_Exercise instructions_:
Update the records starting at the line containing "x-tick-label: 2025e [335,371,370,384]" and ending at the line containing "x-tick-label: 2021 [89,371,117,384]" by changing every "legend-label" to "legend-entry". Return only those lines, with everything else unchanged.

------------------------------------------------------------------------

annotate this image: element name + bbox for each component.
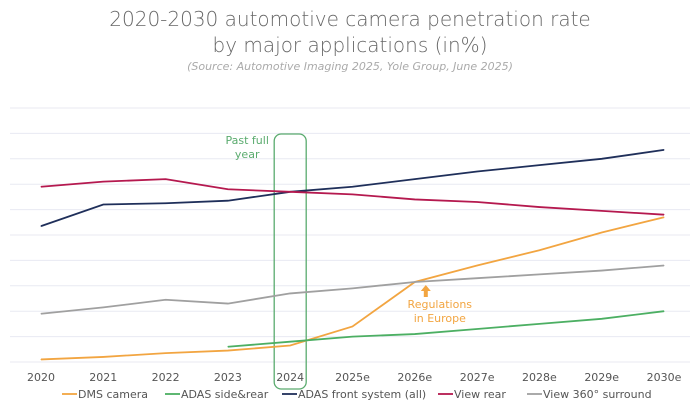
x-tick-label: 2025e [335,371,370,384]
annotation-regulations: in Europe [414,312,466,325]
data-point [165,202,167,204]
data-point [538,273,540,275]
data-point [352,186,353,188]
data-point [102,181,104,183]
data-point [663,310,665,312]
x-tick-label: 2029e [584,371,619,384]
data-point [476,264,478,266]
data-point [289,292,291,294]
data-point [289,344,291,346]
series-line-2 [40,149,665,227]
data-point [414,178,416,180]
data-point [352,336,353,338]
x-tick-label: 2022 [152,371,180,384]
data-point [476,171,478,172]
data-point [663,214,665,216]
x-tick-label: 2023 [214,371,242,384]
data-point [40,313,42,315]
data-point [476,277,478,279]
data-point [40,358,42,360]
data-point [289,191,291,193]
legend-label: ADAS front system (all) [298,388,426,401]
data-point [165,352,167,354]
data-point [476,328,478,330]
data-point [102,356,104,358]
data-point [289,341,291,343]
legend-label: View 360° surround [543,388,652,401]
x-tick-label: 2030e [647,371,682,384]
chart-title-line2: by major applications (in%) [212,33,488,57]
data-point [227,188,229,190]
x-tick-label: 2027e [460,371,495,384]
data-point [663,264,665,266]
data-point [476,201,478,203]
data-point [663,149,665,151]
data-point [663,216,665,218]
data-point [40,186,42,188]
legend-label: ADAS side&rear [181,388,269,401]
x-tick-label: 2028e [522,371,557,384]
series-line-4 [40,264,665,315]
data-point [165,299,167,301]
x-tick-label: 2026e [397,371,432,384]
data-point [414,281,416,283]
annotation-past-full-year: year [235,148,260,161]
data-point [227,200,229,202]
data-point [352,325,353,327]
annotation-regulations: Regulations [408,298,473,311]
data-point [227,346,229,348]
data-point [352,287,353,289]
data-point [414,198,416,200]
data-point [414,333,416,335]
legend-label: View rear [454,388,506,401]
data-point [601,158,603,160]
data-point [601,210,603,212]
x-tick-label: 2020 [27,371,55,384]
data-point [102,204,104,206]
past-year-highlight [273,133,307,390]
data-point [538,323,540,325]
x-tick-label: 2021 [89,371,117,384]
data-point [601,270,603,272]
chart-title-line1: 2020-2030 automotive camera penetration … [109,7,591,31]
legend-label: DMS camera [78,388,148,401]
x-tick-label: 2024 [276,371,304,384]
data-point [601,231,603,233]
data-point [352,193,353,195]
data-point [601,318,603,320]
arrow-up-icon [420,285,431,297]
data-point [102,306,104,308]
annotation-past-full-year: Past full [226,134,269,147]
data-point [538,206,540,208]
data-point [538,164,540,166]
data-point [40,225,42,227]
data-point [538,249,540,251]
data-point [227,350,229,352]
series-line-1 [227,310,665,348]
data-point [165,178,167,180]
data-point [227,303,229,305]
chart-subtitle: (Source: Automotive Imaging 2025, Yole G… [187,60,513,73]
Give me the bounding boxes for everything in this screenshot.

------------------------------------------------------------------------

_Full solution_:
x-tick-label: 2025e [335,371,370,384]
annotation-regulations: in Europe [414,312,466,325]
data-point [165,202,167,204]
data-point [538,273,540,275]
data-point [352,186,353,188]
data-point [102,181,104,183]
data-point [663,310,665,312]
x-tick-label: 2029e [584,371,619,384]
data-point [476,264,478,266]
data-point [289,292,291,294]
data-point [289,344,291,346]
series-line-2 [40,149,665,227]
data-point [414,178,416,180]
data-point [352,336,353,338]
x-tick-label: 2022 [152,371,180,384]
data-point [476,171,478,172]
data-point [663,214,665,216]
x-tick-label: 2023 [214,371,242,384]
data-point [40,313,42,315]
data-point [476,277,478,279]
data-point [40,358,42,360]
data-point [289,191,291,193]
legend-entry: ADAS front system (all) [298,388,426,401]
data-point [165,352,167,354]
data-point [476,328,478,330]
data-point [102,356,104,358]
data-point [289,341,291,343]
legend-entry: View 360° surround [543,388,652,401]
x-tick-label: 2030e [647,371,682,384]
chart-title-line2: by major applications (in%) [212,33,488,57]
data-point [227,188,229,190]
x-tick-label: 2027e [460,371,495,384]
data-point [663,264,665,266]
data-point [476,201,478,203]
data-point [663,149,665,151]
data-point [663,216,665,218]
data-point [40,186,42,188]
legend-entry: ADAS side&rear [181,388,269,401]
x-tick-label: 2028e [522,371,557,384]
series-line-4 [40,264,665,315]
data-point [165,299,167,301]
x-tick-label: 2026e [397,371,432,384]
data-point [414,281,416,283]
annotation-past-full-year: year [235,148,260,161]
data-point [227,200,229,202]
data-point [352,325,353,327]
annotation-regulations: Regulations [408,298,473,311]
data-point [227,346,229,348]
data-point [352,287,353,289]
data-point [414,198,416,200]
data-point [414,333,416,335]
legend-entry: View rear [454,388,506,401]
data-point [601,158,603,160]
data-point [601,210,603,212]
x-tick-label: 2020 [27,371,55,384]
data-point [102,204,104,206]
past-year-highlight [273,133,307,390]
data-point [538,323,540,325]
x-tick-label: 2021 [89,371,117,384]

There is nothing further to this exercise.